#### [AIM]
Using the listing below, copy every line that mentions "screenshot".
— start of THE RECORDS —
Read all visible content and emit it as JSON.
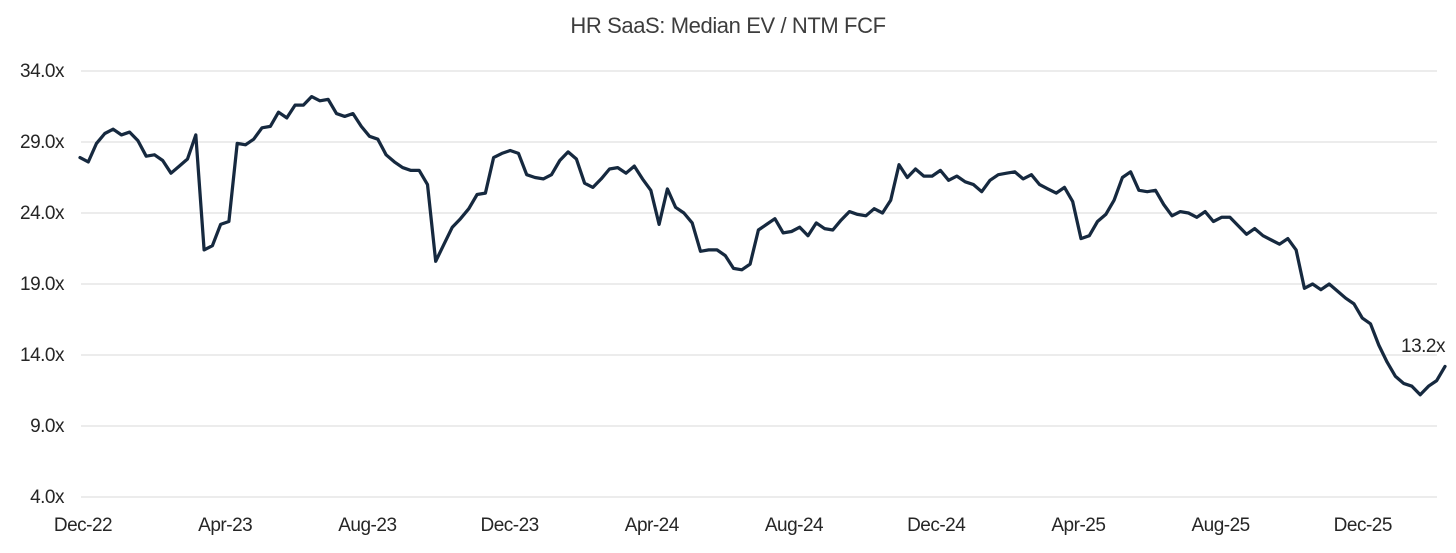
{
  "chart_data": {
    "type": "line",
    "title": "HR SaaS: Median EV / NTM FCF",
    "x_tick_labels": [
      "Dec-22",
      "Apr-23",
      "Aug-23",
      "Dec-23",
      "Apr-24",
      "Aug-24",
      "Dec-24",
      "Apr-25",
      "Aug-25",
      "Dec-25"
    ],
    "y_tick_labels": [
      "34.0x",
      "29.0x",
      "24.0x",
      "19.0x",
      "14.0x",
      "9.0x",
      "4.0x"
    ],
    "y_tick_values": [
      34,
      29,
      24,
      19,
      14,
      9,
      4
    ],
    "ylim": [
      4,
      34
    ],
    "grid": "horizontal-only",
    "legend_position": "none",
    "annotation": {
      "text": "13.2x",
      "value": 13.2
    },
    "colors": {
      "line": "#16293f",
      "gridline": "#d9d9d9",
      "axis_text": "#262626",
      "title_text": "#3d3d3d",
      "background": "#ffffff"
    },
    "series": [
      {
        "values": [
          27.9,
          27.6,
          28.9,
          29.6,
          29.9,
          29.5,
          29.7,
          29.1,
          28.0,
          28.1,
          27.7,
          26.8,
          27.3,
          27.8,
          29.5,
          21.4,
          21.7,
          23.2,
          23.4,
          28.9,
          28.8,
          29.2,
          30.0,
          30.1,
          31.1,
          30.7,
          31.6,
          31.6,
          32.2,
          31.9,
          32.0,
          31.0,
          30.8,
          31.0,
          30.1,
          29.4,
          29.2,
          28.1,
          27.6,
          27.2,
          27.0,
          27.0,
          26.0,
          20.6,
          21.8,
          23.0,
          23.6,
          24.3,
          25.3,
          25.4,
          27.9,
          28.2,
          28.4,
          28.2,
          26.7,
          26.5,
          26.4,
          26.7,
          27.7,
          28.3,
          27.8,
          26.1,
          25.8,
          26.4,
          27.1,
          27.2,
          26.8,
          27.3,
          26.4,
          25.6,
          23.2,
          25.7,
          24.4,
          24.0,
          23.3,
          21.3,
          21.4,
          21.4,
          21.0,
          20.1,
          20.0,
          20.4,
          22.8,
          23.2,
          23.6,
          22.6,
          22.7,
          23.0,
          22.4,
          23.3,
          22.9,
          22.8,
          23.5,
          24.1,
          23.9,
          23.8,
          24.3,
          24.0,
          24.9,
          27.4,
          26.5,
          27.1,
          26.6,
          26.6,
          27.0,
          26.3,
          26.6,
          26.2,
          26.0,
          25.5,
          26.3,
          26.7,
          26.8,
          26.9,
          26.4,
          26.7,
          26.0,
          25.7,
          25.4,
          25.8,
          24.8,
          22.2,
          22.4,
          23.4,
          23.9,
          24.9,
          26.5,
          26.9,
          25.6,
          25.5,
          25.6,
          24.6,
          23.8,
          24.1,
          24.0,
          23.7,
          24.1,
          23.4,
          23.7,
          23.7,
          23.1,
          22.5,
          22.9,
          22.4,
          22.1,
          21.8,
          22.2,
          21.4,
          18.7,
          19.0,
          18.6,
          19.0,
          18.5,
          18.0,
          17.6,
          16.6,
          16.2,
          14.7,
          13.5,
          12.5,
          12.0,
          11.8,
          11.2,
          11.8,
          12.2,
          13.2
        ]
      }
    ]
  }
}
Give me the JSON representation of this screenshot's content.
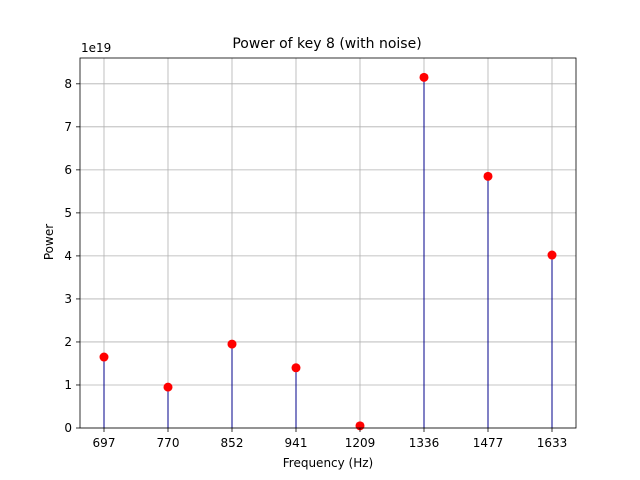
{
  "chart_data": {
    "type": "stem",
    "title": "Power of key 8 (with noise)",
    "xlabel": "Frequency (Hz)",
    "ylabel": "Power",
    "y_multiplier_label": "1e19",
    "categories": [
      "697",
      "770",
      "852",
      "941",
      "1209",
      "1336",
      "1477",
      "1633"
    ],
    "values": [
      1.65,
      0.95,
      1.95,
      1.4,
      0.05,
      8.15,
      5.85,
      4.02
    ],
    "ylim": [
      0,
      8.6
    ],
    "yticks": [
      0,
      1,
      2,
      3,
      4,
      5,
      6,
      7,
      8
    ],
    "grid": true,
    "colors": {
      "marker": "#ff0000",
      "stem": "#00008b"
    }
  }
}
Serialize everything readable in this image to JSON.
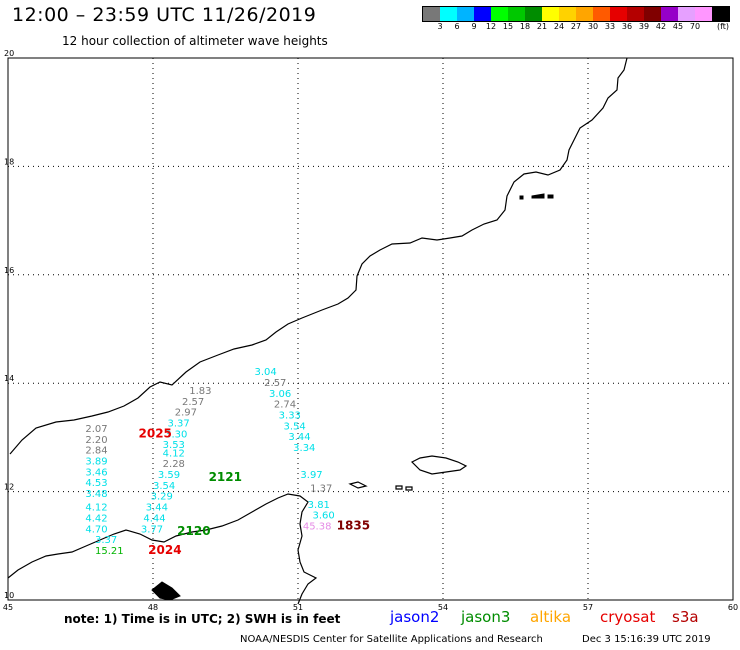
{
  "header": {
    "title": "12:00 – 23:59 UTC 11/26/2019",
    "subtitle": "12 hour collection of altimeter wave heights"
  },
  "colorbar": {
    "colors": [
      "#787878",
      "#00ffff",
      "#00b4ff",
      "#0000ff",
      "#00ff00",
      "#00c800",
      "#008c00",
      "#ffff00",
      "#ffd200",
      "#ffa500",
      "#ff5a00",
      "#e60000",
      "#b40000",
      "#800000",
      "#9600c8",
      "#e6a0ff",
      "#ff96ff",
      "#000000"
    ],
    "labels": [
      "3",
      "6",
      "9",
      "12",
      "15",
      "18",
      "21",
      "24",
      "27",
      "30",
      "33",
      "36",
      "39",
      "42",
      "45",
      "70"
    ],
    "unit": "(ft)"
  },
  "axes": {
    "lon_ticks": [
      "45",
      "48",
      "51",
      "54",
      "57",
      "60"
    ],
    "lat_ticks": [
      "20",
      "18",
      "16",
      "14",
      "12",
      "10"
    ],
    "lon_range": [
      45,
      60
    ],
    "lat_range": [
      10,
      20
    ]
  },
  "observations": {
    "gray": [
      {
        "v": "2.07",
        "lon": 46.6,
        "lat": 13.1
      },
      {
        "v": "2.20",
        "lon": 46.6,
        "lat": 12.9
      },
      {
        "v": "2.84",
        "lon": 46.6,
        "lat": 12.7
      },
      {
        "v": "1.83",
        "lon": 48.75,
        "lat": 13.8
      },
      {
        "v": "2.57",
        "lon": 48.6,
        "lat": 13.6
      },
      {
        "v": "2.97",
        "lon": 48.45,
        "lat": 13.4
      },
      {
        "v": "2.28",
        "lon": 48.2,
        "lat": 12.45
      },
      {
        "v": "2.57",
        "lon": 50.3,
        "lat": 13.95
      },
      {
        "v": "2.74",
        "lon": 50.5,
        "lat": 13.55
      },
      {
        "v": "1.37",
        "lon": 51.25,
        "lat": 12.0
      }
    ],
    "cyan": [
      {
        "v": "3.89",
        "lon": 46.6,
        "lat": 12.5
      },
      {
        "v": "3.46",
        "lon": 46.6,
        "lat": 12.3
      },
      {
        "v": "4.53",
        "lon": 46.6,
        "lat": 12.1
      },
      {
        "v": "3.48",
        "lon": 46.6,
        "lat": 11.9
      },
      {
        "v": "4.12",
        "lon": 46.6,
        "lat": 11.65
      },
      {
        "v": "4.42",
        "lon": 46.6,
        "lat": 11.45
      },
      {
        "v": "4.70",
        "lon": 46.6,
        "lat": 11.25
      },
      {
        "v": "3.37",
        "lon": 46.8,
        "lat": 11.05
      },
      {
        "v": "3.37",
        "lon": 48.3,
        "lat": 13.2
      },
      {
        "v": "3.30",
        "lon": 48.25,
        "lat": 13.0
      },
      {
        "v": "3.53",
        "lon": 48.2,
        "lat": 12.8
      },
      {
        "v": "4.12",
        "lon": 48.2,
        "lat": 12.65
      },
      {
        "v": "3.59",
        "lon": 48.1,
        "lat": 12.25
      },
      {
        "v": "3.54",
        "lon": 48.0,
        "lat": 12.05
      },
      {
        "v": "3.29",
        "lon": 47.95,
        "lat": 11.85
      },
      {
        "v": "3.44",
        "lon": 47.85,
        "lat": 11.65
      },
      {
        "v": "4.44",
        "lon": 47.8,
        "lat": 11.45
      },
      {
        "v": "3.77",
        "lon": 47.75,
        "lat": 11.25
      },
      {
        "v": "3.04",
        "lon": 50.1,
        "lat": 14.15
      },
      {
        "v": "3.06",
        "lon": 50.4,
        "lat": 13.75
      },
      {
        "v": "3.33",
        "lon": 50.6,
        "lat": 13.35
      },
      {
        "v": "3.54",
        "lon": 50.7,
        "lat": 13.15
      },
      {
        "v": "3.44",
        "lon": 50.8,
        "lat": 12.95
      },
      {
        "v": "3.34",
        "lon": 50.9,
        "lat": 12.75
      },
      {
        "v": "3.97",
        "lon": 51.05,
        "lat": 12.25
      },
      {
        "v": "3.81",
        "lon": 51.2,
        "lat": 11.7
      },
      {
        "v": "3.60",
        "lon": 51.3,
        "lat": 11.5
      }
    ],
    "green": [
      {
        "v": "15.21",
        "lon": 46.8,
        "lat": 10.85
      }
    ],
    "pink": [
      {
        "v": "45.38",
        "lon": 51.1,
        "lat": 11.3
      }
    ]
  },
  "time_labels": [
    {
      "t": "2025",
      "color": "#e60000",
      "lon": 47.7,
      "lat": 13.0
    },
    {
      "t": "2121",
      "color": "#008c00",
      "lon": 49.15,
      "lat": 12.2
    },
    {
      "t": "2120",
      "color": "#008c00",
      "lon": 48.5,
      "lat": 11.2
    },
    {
      "t": "2024",
      "color": "#e60000",
      "lon": 47.9,
      "lat": 10.85
    },
    {
      "t": "1835",
      "color": "#800000",
      "lon": 51.8,
      "lat": 11.3
    }
  ],
  "footer": {
    "note": "note: 1) Time is in UTC; 2) SWH is in feet",
    "satellites": [
      {
        "name": "jason2",
        "color": "#0000ff"
      },
      {
        "name": "jason3",
        "color": "#008c00"
      },
      {
        "name": "altika",
        "color": "#ffa500"
      },
      {
        "name": "cryosat",
        "color": "#e60000"
      },
      {
        "name": "s3a",
        "color": "#b40000"
      }
    ],
    "credit": "NOAA/NESDIS Center for Satellite Applications and Research",
    "date": "Dec  3 15:16:39 UTC 2019"
  }
}
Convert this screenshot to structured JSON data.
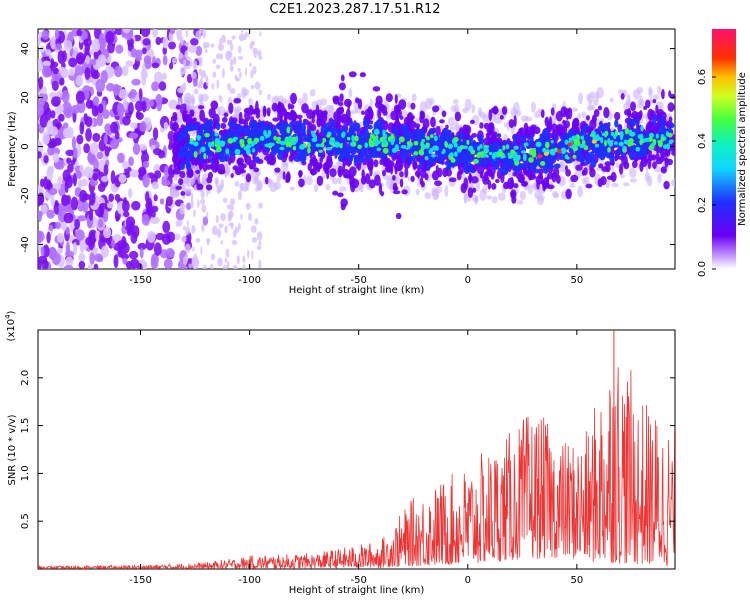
{
  "title": "C2E1.2023.287.17.51.R12",
  "colors": {
    "purple": "#6a00f0",
    "blue": "#1f2fff",
    "cyan": "#10e0e0",
    "green": "#40ff40",
    "red": "#ff2a2a",
    "snr_line": "#ee3333"
  },
  "chart_data": [
    {
      "type": "heatmap",
      "title": "",
      "xlabel": "Height of straight line (km)",
      "ylabel": "Frequency (Hz)",
      "xlim": [
        -197,
        95
      ],
      "ylim": [
        -50,
        48
      ],
      "x_ticks": [
        -150,
        -100,
        -50,
        0,
        50
      ],
      "y_ticks": [
        -40,
        -20,
        0,
        20,
        40
      ],
      "colorbar": {
        "label": "Normalized spectral amplitude",
        "range": [
          0.0,
          0.75
        ],
        "ticks": [
          0.0,
          0.2,
          0.4,
          0.6
        ],
        "tick_labels": [
          "0.0",
          "0.2",
          "0.4",
          "0.6"
        ]
      },
      "band_center_hz": [
        {
          "x": -130,
          "y": 0
        },
        {
          "x": -95,
          "y": 3
        },
        {
          "x": -40,
          "y": 2
        },
        {
          "x": 0,
          "y": -2
        },
        {
          "x": 30,
          "y": -3
        },
        {
          "x": 60,
          "y": 2
        },
        {
          "x": 95,
          "y": 4
        }
      ],
      "noise_region_km": [
        -197,
        -130
      ]
    },
    {
      "type": "line",
      "title": "",
      "xlabel": "Height of straight line (km)",
      "ylabel": "SNR (10 * v/v)",
      "y_multiplier": "(x10^4)",
      "y_multiplier_base": "(x10",
      "y_multiplier_exp": "4",
      "xlim": [
        -197,
        95
      ],
      "ylim": [
        0,
        2.5
      ],
      "x_ticks": [
        -150,
        -100,
        -50,
        0,
        50
      ],
      "y_ticks": [
        0.5,
        1.0,
        1.5,
        2.0
      ],
      "y_tick_labels": [
        "0.5",
        "1.0",
        "1.5",
        "2.0"
      ],
      "envelope": [
        {
          "x": -197,
          "lo": 0.01,
          "hi": 0.03
        },
        {
          "x": -150,
          "lo": 0.01,
          "hi": 0.04
        },
        {
          "x": -120,
          "lo": 0.01,
          "hi": 0.07
        },
        {
          "x": -100,
          "lo": 0.02,
          "hi": 0.14
        },
        {
          "x": -70,
          "lo": 0.03,
          "hi": 0.17
        },
        {
          "x": -40,
          "lo": 0.05,
          "hi": 0.3
        },
        {
          "x": -25,
          "lo": 0.1,
          "hi": 0.75
        },
        {
          "x": 0,
          "lo": 0.15,
          "hi": 1.1
        },
        {
          "x": 20,
          "lo": 0.3,
          "hi": 1.45
        },
        {
          "x": 30,
          "lo": 0.35,
          "hi": 1.7
        },
        {
          "x": 45,
          "lo": 0.4,
          "hi": 1.35
        },
        {
          "x": 55,
          "lo": 0.25,
          "hi": 1.45
        },
        {
          "x": 67,
          "lo": 0.2,
          "hi": 2.5
        },
        {
          "x": 80,
          "lo": 0.15,
          "hi": 1.8
        },
        {
          "x": 95,
          "lo": 0.1,
          "hi": 1.5
        }
      ]
    }
  ]
}
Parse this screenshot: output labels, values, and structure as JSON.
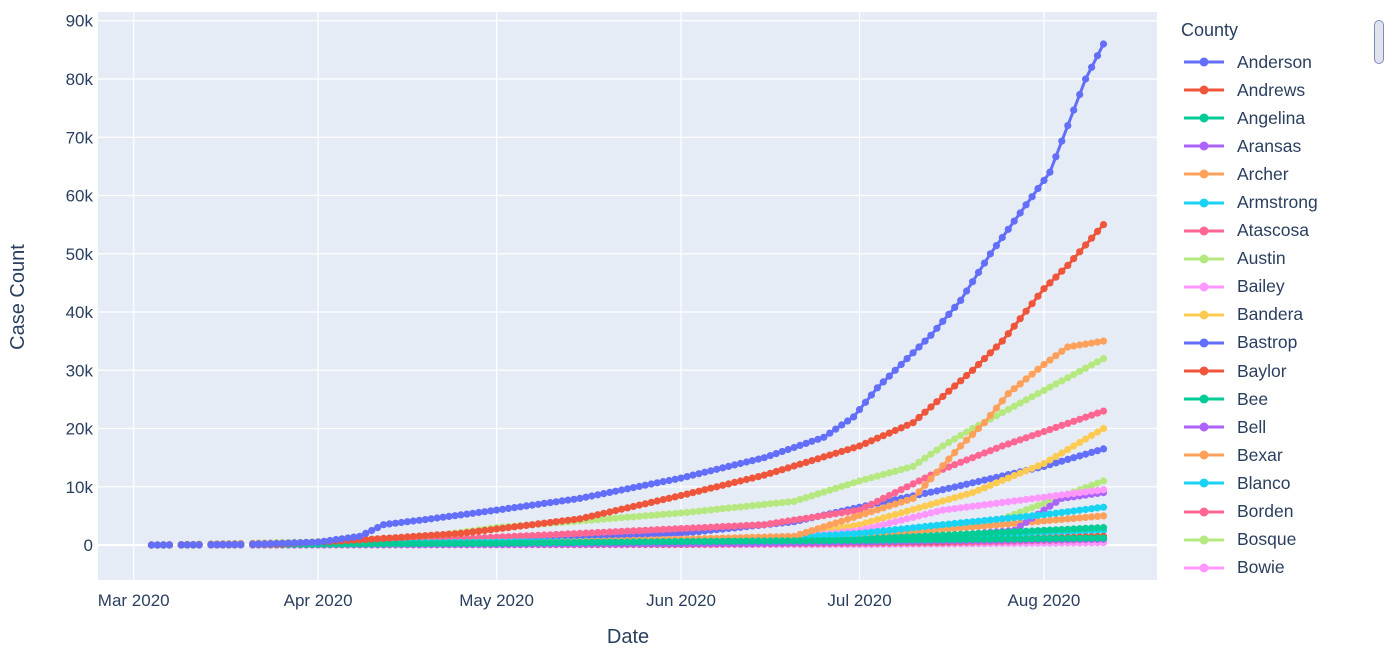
— end of THE RECORDS —
#### [TASK RESULT]
Give me the JSON representation of this screenshot's content.
Convert this screenshot to structured JSON data.
Parse this screenshot: output labels, values, and structure as JSON.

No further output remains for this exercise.